**Stated goal:**
Set down all of the entries word for word, omitting the images they contain.

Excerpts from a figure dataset
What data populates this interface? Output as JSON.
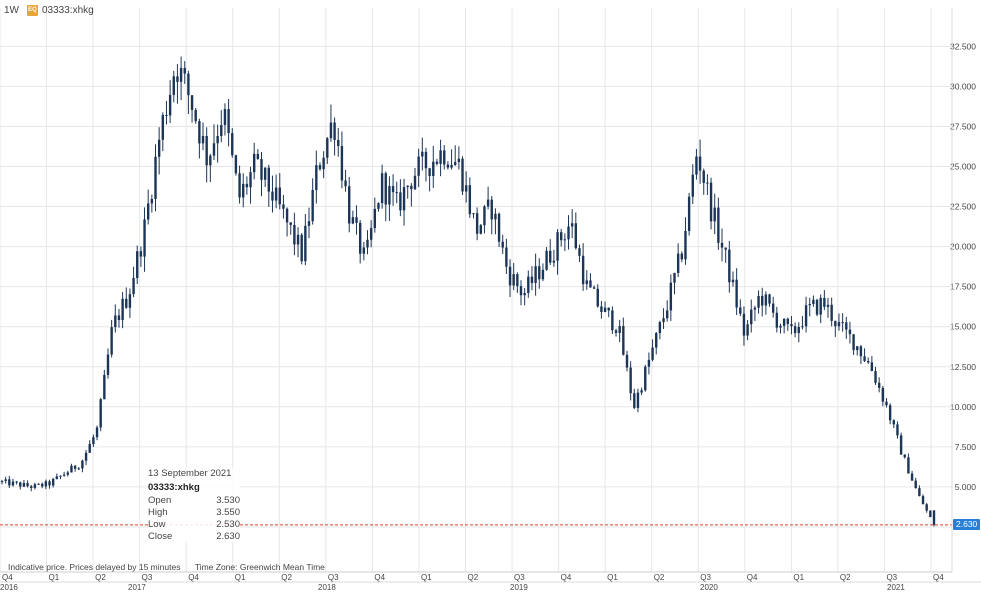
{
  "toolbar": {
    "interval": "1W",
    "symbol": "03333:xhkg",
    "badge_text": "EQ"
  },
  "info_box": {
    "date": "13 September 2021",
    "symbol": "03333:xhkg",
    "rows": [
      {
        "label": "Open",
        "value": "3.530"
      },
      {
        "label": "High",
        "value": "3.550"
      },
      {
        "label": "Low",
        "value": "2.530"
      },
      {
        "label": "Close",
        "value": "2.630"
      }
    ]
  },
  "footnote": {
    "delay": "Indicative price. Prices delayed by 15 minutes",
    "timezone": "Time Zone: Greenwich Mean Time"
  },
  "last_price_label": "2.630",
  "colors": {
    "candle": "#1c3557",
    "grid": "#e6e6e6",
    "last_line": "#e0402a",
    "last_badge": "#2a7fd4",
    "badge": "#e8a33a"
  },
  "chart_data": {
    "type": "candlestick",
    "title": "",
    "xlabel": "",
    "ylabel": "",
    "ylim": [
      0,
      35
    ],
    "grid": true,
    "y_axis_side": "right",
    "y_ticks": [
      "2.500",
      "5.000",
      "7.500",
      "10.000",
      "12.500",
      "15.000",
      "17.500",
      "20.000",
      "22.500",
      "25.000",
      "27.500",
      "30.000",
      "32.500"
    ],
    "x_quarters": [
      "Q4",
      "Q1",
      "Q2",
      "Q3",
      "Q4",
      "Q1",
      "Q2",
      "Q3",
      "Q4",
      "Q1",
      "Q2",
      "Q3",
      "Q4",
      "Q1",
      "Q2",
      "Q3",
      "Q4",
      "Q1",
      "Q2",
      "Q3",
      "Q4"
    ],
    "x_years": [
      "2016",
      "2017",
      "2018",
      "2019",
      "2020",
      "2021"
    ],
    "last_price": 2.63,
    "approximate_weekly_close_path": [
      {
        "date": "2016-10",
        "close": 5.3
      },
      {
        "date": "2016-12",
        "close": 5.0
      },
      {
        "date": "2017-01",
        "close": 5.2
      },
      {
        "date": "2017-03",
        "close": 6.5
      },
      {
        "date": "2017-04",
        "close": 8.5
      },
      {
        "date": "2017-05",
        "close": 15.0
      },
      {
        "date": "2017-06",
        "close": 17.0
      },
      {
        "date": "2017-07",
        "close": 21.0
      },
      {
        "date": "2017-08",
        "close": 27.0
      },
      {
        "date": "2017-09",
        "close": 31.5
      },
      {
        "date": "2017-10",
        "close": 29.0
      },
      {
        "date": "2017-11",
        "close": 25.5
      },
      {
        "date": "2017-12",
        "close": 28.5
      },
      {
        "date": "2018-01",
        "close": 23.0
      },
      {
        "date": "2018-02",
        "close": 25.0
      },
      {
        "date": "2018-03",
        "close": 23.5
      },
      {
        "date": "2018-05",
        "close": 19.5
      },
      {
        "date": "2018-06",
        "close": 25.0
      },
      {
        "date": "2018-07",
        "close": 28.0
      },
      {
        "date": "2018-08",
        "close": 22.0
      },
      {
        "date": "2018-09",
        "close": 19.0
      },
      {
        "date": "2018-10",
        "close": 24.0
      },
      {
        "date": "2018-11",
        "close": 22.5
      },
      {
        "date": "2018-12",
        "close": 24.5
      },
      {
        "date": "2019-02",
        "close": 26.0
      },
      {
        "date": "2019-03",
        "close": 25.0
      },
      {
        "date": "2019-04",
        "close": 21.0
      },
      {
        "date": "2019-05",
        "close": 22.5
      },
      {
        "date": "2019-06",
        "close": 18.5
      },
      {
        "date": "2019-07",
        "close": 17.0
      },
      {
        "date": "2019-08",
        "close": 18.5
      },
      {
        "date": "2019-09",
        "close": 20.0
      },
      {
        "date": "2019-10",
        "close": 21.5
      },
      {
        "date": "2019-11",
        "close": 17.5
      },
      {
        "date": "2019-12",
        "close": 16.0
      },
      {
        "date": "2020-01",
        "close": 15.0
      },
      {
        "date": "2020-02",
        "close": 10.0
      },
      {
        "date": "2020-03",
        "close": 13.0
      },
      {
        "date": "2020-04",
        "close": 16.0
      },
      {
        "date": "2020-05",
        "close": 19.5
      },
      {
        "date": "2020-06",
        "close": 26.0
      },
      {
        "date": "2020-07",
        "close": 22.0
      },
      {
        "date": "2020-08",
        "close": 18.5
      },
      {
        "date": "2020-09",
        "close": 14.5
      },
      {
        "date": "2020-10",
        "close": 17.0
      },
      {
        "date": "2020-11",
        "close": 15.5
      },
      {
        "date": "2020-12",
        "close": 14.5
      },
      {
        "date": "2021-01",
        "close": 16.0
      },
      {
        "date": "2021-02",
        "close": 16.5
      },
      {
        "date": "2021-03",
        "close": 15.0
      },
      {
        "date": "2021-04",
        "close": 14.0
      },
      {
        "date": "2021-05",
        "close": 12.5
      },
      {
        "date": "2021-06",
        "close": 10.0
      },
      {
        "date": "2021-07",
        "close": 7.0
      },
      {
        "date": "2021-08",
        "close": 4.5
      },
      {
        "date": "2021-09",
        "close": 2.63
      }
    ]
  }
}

**Full answer:**
What data populates this interface? Output as JSON.
{
  "toolbar": {
    "interval": "1W",
    "symbol": "03333:xhkg",
    "badge_text": "EQ"
  },
  "info_box": {
    "date": "13 September 2021",
    "symbol": "03333:xhkg",
    "rows": [
      {
        "label": "Open",
        "value": "3.530"
      },
      {
        "label": "High",
        "value": "3.550"
      },
      {
        "label": "Low",
        "value": "2.530"
      },
      {
        "label": "Close",
        "value": "2.630"
      }
    ]
  },
  "footnote": {
    "delay": "Indicative price. Prices delayed by 15 minutes",
    "timezone": "Time Zone: Greenwich Mean Time"
  },
  "last_price_label": "2.630",
  "colors": {
    "candle": "#1c3557",
    "grid": "#e6e6e6",
    "last_line": "#e0402a",
    "last_badge": "#2a7fd4",
    "badge": "#e8a33a"
  },
  "chart_data": {
    "type": "candlestick",
    "title": "",
    "xlabel": "",
    "ylabel": "",
    "ylim": [
      0,
      35
    ],
    "grid": true,
    "y_axis_side": "right",
    "y_ticks": [
      "2.500",
      "5.000",
      "7.500",
      "10.000",
      "12.500",
      "15.000",
      "17.500",
      "20.000",
      "22.500",
      "25.000",
      "27.500",
      "30.000",
      "32.500"
    ],
    "x_quarters": [
      "Q4",
      "Q1",
      "Q2",
      "Q3",
      "Q4",
      "Q1",
      "Q2",
      "Q3",
      "Q4",
      "Q1",
      "Q2",
      "Q3",
      "Q4",
      "Q1",
      "Q2",
      "Q3",
      "Q4",
      "Q1",
      "Q2",
      "Q3",
      "Q4"
    ],
    "x_years": [
      "2016",
      "2017",
      "2018",
      "2019",
      "2020",
      "2021"
    ],
    "last_price": 2.63,
    "approximate_weekly_close_path": [
      {
        "date": "2016-10",
        "close": 5.3
      },
      {
        "date": "2016-12",
        "close": 5.0
      },
      {
        "date": "2017-01",
        "close": 5.2
      },
      {
        "date": "2017-03",
        "close": 6.5
      },
      {
        "date": "2017-04",
        "close": 8.5
      },
      {
        "date": "2017-05",
        "close": 15.0
      },
      {
        "date": "2017-06",
        "close": 17.0
      },
      {
        "date": "2017-07",
        "close": 21.0
      },
      {
        "date": "2017-08",
        "close": 27.0
      },
      {
        "date": "2017-09",
        "close": 31.5
      },
      {
        "date": "2017-10",
        "close": 29.0
      },
      {
        "date": "2017-11",
        "close": 25.5
      },
      {
        "date": "2017-12",
        "close": 28.5
      },
      {
        "date": "2018-01",
        "close": 23.0
      },
      {
        "date": "2018-02",
        "close": 25.0
      },
      {
        "date": "2018-03",
        "close": 23.5
      },
      {
        "date": "2018-05",
        "close": 19.5
      },
      {
        "date": "2018-06",
        "close": 25.0
      },
      {
        "date": "2018-07",
        "close": 28.0
      },
      {
        "date": "2018-08",
        "close": 22.0
      },
      {
        "date": "2018-09",
        "close": 19.0
      },
      {
        "date": "2018-10",
        "close": 24.0
      },
      {
        "date": "2018-11",
        "close": 22.5
      },
      {
        "date": "2018-12",
        "close": 24.5
      },
      {
        "date": "2019-02",
        "close": 26.0
      },
      {
        "date": "2019-03",
        "close": 25.0
      },
      {
        "date": "2019-04",
        "close": 21.0
      },
      {
        "date": "2019-05",
        "close": 22.5
      },
      {
        "date": "2019-06",
        "close": 18.5
      },
      {
        "date": "2019-07",
        "close": 17.0
      },
      {
        "date": "2019-08",
        "close": 18.5
      },
      {
        "date": "2019-09",
        "close": 20.0
      },
      {
        "date": "2019-10",
        "close": 21.5
      },
      {
        "date": "2019-11",
        "close": 17.5
      },
      {
        "date": "2019-12",
        "close": 16.0
      },
      {
        "date": "2020-01",
        "close": 15.0
      },
      {
        "date": "2020-02",
        "close": 10.0
      },
      {
        "date": "2020-03",
        "close": 13.0
      },
      {
        "date": "2020-04",
        "close": 16.0
      },
      {
        "date": "2020-05",
        "close": 19.5
      },
      {
        "date": "2020-06",
        "close": 26.0
      },
      {
        "date": "2020-07",
        "close": 22.0
      },
      {
        "date": "2020-08",
        "close": 18.5
      },
      {
        "date": "2020-09",
        "close": 14.5
      },
      {
        "date": "2020-10",
        "close": 17.0
      },
      {
        "date": "2020-11",
        "close": 15.5
      },
      {
        "date": "2020-12",
        "close": 14.5
      },
      {
        "date": "2021-01",
        "close": 16.0
      },
      {
        "date": "2021-02",
        "close": 16.5
      },
      {
        "date": "2021-03",
        "close": 15.0
      },
      {
        "date": "2021-04",
        "close": 14.0
      },
      {
        "date": "2021-05",
        "close": 12.5
      },
      {
        "date": "2021-06",
        "close": 10.0
      },
      {
        "date": "2021-07",
        "close": 7.0
      },
      {
        "date": "2021-08",
        "close": 4.5
      },
      {
        "date": "2021-09",
        "close": 2.63
      }
    ]
  }
}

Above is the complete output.